-- start of Records for the exercise --

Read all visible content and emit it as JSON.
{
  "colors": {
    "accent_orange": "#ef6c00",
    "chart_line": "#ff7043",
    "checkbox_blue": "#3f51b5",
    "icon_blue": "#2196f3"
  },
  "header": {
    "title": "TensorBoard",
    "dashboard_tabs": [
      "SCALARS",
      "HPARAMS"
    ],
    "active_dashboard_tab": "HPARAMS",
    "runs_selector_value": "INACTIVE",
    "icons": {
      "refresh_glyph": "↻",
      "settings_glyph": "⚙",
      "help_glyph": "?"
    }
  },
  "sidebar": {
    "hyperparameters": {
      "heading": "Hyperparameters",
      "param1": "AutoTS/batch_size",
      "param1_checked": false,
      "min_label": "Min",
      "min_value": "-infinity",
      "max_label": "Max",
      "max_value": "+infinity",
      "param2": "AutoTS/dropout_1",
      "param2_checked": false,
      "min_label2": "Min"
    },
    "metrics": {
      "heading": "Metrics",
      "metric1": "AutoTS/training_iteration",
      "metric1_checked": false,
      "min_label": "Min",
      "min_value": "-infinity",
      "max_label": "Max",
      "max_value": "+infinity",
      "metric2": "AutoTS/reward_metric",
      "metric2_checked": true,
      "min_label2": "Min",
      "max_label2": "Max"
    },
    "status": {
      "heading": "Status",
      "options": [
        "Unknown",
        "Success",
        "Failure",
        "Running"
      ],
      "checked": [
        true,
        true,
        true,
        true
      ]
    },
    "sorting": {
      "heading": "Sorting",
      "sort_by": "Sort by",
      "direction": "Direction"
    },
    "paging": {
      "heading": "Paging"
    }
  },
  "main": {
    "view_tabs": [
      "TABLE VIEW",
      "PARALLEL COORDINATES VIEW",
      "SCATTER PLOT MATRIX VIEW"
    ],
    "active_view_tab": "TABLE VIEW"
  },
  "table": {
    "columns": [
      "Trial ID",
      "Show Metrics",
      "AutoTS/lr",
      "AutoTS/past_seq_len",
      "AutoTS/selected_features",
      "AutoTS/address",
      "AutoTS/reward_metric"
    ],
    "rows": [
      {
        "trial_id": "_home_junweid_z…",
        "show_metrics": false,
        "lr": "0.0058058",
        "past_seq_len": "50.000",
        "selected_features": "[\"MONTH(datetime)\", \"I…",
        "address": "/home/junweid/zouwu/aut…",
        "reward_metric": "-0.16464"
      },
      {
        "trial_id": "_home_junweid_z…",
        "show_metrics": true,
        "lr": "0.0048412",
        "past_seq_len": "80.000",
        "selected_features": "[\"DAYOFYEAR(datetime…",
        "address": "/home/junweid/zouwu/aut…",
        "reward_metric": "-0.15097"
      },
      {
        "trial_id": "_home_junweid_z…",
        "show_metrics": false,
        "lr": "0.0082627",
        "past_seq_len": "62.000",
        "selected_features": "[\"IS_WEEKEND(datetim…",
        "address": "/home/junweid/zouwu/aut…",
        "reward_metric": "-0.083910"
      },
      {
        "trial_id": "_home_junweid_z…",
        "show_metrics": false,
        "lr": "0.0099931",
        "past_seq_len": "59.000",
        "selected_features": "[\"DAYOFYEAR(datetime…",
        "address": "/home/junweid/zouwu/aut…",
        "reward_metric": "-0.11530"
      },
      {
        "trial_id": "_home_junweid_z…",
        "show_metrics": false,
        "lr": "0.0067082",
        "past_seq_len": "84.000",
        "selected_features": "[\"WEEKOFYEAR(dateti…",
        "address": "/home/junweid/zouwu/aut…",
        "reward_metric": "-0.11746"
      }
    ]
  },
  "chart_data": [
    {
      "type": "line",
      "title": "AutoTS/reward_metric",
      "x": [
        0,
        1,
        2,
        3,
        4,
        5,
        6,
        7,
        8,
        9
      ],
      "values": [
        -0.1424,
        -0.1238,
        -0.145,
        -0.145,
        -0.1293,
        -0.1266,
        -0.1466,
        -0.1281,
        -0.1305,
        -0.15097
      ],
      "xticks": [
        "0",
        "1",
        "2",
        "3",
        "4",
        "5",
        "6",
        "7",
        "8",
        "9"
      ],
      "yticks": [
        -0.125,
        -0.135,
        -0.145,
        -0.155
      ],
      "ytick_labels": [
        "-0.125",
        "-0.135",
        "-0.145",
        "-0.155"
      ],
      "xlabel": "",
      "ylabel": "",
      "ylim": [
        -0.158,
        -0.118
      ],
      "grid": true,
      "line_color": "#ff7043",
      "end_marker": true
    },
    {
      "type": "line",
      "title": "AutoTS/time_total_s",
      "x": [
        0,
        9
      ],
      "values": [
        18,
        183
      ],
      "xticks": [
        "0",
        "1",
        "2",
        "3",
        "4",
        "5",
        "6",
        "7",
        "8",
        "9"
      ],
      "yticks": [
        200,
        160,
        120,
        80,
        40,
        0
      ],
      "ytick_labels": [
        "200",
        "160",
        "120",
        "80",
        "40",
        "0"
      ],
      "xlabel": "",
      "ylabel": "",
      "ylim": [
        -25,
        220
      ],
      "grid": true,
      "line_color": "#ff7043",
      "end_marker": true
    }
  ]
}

-- end of Records for the exercise --

▶ _To be done_
All entries shown above should be printed again exactly.

▶ _Exercise solution_
Read all visible content and emit it as JSON.
{
  "colors": {
    "accent_orange": "#ef6c00",
    "chart_line": "#ff7043",
    "checkbox_blue": "#3f51b5",
    "icon_blue": "#2196f3"
  },
  "header": {
    "title": "TensorBoard",
    "dashboard_tabs": [
      "SCALARS",
      "HPARAMS"
    ],
    "active_dashboard_tab": "HPARAMS",
    "runs_selector_value": "INACTIVE",
    "icons": {
      "refresh_glyph": "↻",
      "settings_glyph": "⚙",
      "help_glyph": "?"
    }
  },
  "sidebar": {
    "hyperparameters": {
      "heading": "Hyperparameters",
      "param1": "AutoTS/batch_size",
      "param1_checked": false,
      "min_label": "Min",
      "min_value": "-infinity",
      "max_label": "Max",
      "max_value": "+infinity",
      "param2": "AutoTS/dropout_1",
      "param2_checked": false,
      "min_label2": "Min"
    },
    "metrics": {
      "heading": "Metrics",
      "metric1": "AutoTS/training_iteration",
      "metric1_checked": false,
      "min_label": "Min",
      "min_value": "-infinity",
      "max_label": "Max",
      "max_value": "+infinity",
      "metric2": "AutoTS/reward_metric",
      "metric2_checked": true,
      "min_label2": "Min",
      "max_label2": "Max"
    },
    "status": {
      "heading": "Status",
      "options": [
        "Unknown",
        "Success",
        "Failure",
        "Running"
      ],
      "checked": [
        true,
        true,
        true,
        true
      ]
    },
    "sorting": {
      "heading": "Sorting",
      "sort_by": "Sort by",
      "direction": "Direction"
    },
    "paging": {
      "heading": "Paging"
    }
  },
  "main": {
    "view_tabs": [
      "TABLE VIEW",
      "PARALLEL COORDINATES VIEW",
      "SCATTER PLOT MATRIX VIEW"
    ],
    "active_view_tab": "TABLE VIEW"
  },
  "table": {
    "columns": [
      "Trial ID",
      "Show Metrics",
      "AutoTS/lr",
      "AutoTS/past_seq_len",
      "AutoTS/selected_features",
      "AutoTS/address",
      "AutoTS/reward_metric"
    ],
    "rows": [
      {
        "trial_id": "_home_junweid_z…",
        "show_metrics": false,
        "lr": "0.0058058",
        "past_seq_len": "50.000",
        "selected_features": "[\"MONTH(datetime)\", \"I…",
        "address": "/home/junweid/zouwu/aut…",
        "reward_metric": "-0.16464"
      },
      {
        "trial_id": "_home_junweid_z…",
        "show_metrics": true,
        "lr": "0.0048412",
        "past_seq_len": "80.000",
        "selected_features": "[\"DAYOFYEAR(datetime…",
        "address": "/home/junweid/zouwu/aut…",
        "reward_metric": "-0.15097"
      },
      {
        "trial_id": "_home_junweid_z…",
        "show_metrics": false,
        "lr": "0.0082627",
        "past_seq_len": "62.000",
        "selected_features": "[\"IS_WEEKEND(datetim…",
        "address": "/home/junweid/zouwu/aut…",
        "reward_metric": "-0.083910"
      },
      {
        "trial_id": "_home_junweid_z…",
        "show_metrics": false,
        "lr": "0.0099931",
        "past_seq_len": "59.000",
        "selected_features": "[\"DAYOFYEAR(datetime…",
        "address": "/home/junweid/zouwu/aut…",
        "reward_metric": "-0.11530"
      },
      {
        "trial_id": "_home_junweid_z…",
        "show_metrics": false,
        "lr": "0.0067082",
        "past_seq_len": "84.000",
        "selected_features": "[\"WEEKOFYEAR(dateti…",
        "address": "/home/junweid/zouwu/aut…",
        "reward_metric": "-0.11746"
      }
    ]
  },
  "chart_data": [
    {
      "type": "line",
      "title": "AutoTS/reward_metric",
      "x": [
        0,
        1,
        2,
        3,
        4,
        5,
        6,
        7,
        8,
        9
      ],
      "values": [
        -0.1424,
        -0.1238,
        -0.145,
        -0.145,
        -0.1293,
        -0.1266,
        -0.1466,
        -0.1281,
        -0.1305,
        -0.15097
      ],
      "xticks": [
        "0",
        "1",
        "2",
        "3",
        "4",
        "5",
        "6",
        "7",
        "8",
        "9"
      ],
      "yticks": [
        -0.125,
        -0.135,
        -0.145,
        -0.155
      ],
      "ytick_labels": [
        "-0.125",
        "-0.135",
        "-0.145",
        "-0.155"
      ],
      "xlabel": "",
      "ylabel": "",
      "ylim": [
        -0.158,
        -0.118
      ],
      "grid": true,
      "line_color": "#ff7043",
      "end_marker": true
    },
    {
      "type": "line",
      "title": "AutoTS/time_total_s",
      "x": [
        0,
        9
      ],
      "values": [
        18,
        183
      ],
      "xticks": [
        "0",
        "1",
        "2",
        "3",
        "4",
        "5",
        "6",
        "7",
        "8",
        "9"
      ],
      "yticks": [
        200,
        160,
        120,
        80,
        40,
        0
      ],
      "ytick_labels": [
        "200",
        "160",
        "120",
        "80",
        "40",
        "0"
      ],
      "xlabel": "",
      "ylabel": "",
      "ylim": [
        -25,
        220
      ],
      "grid": true,
      "line_color": "#ff7043",
      "end_marker": true
    }
  ]
}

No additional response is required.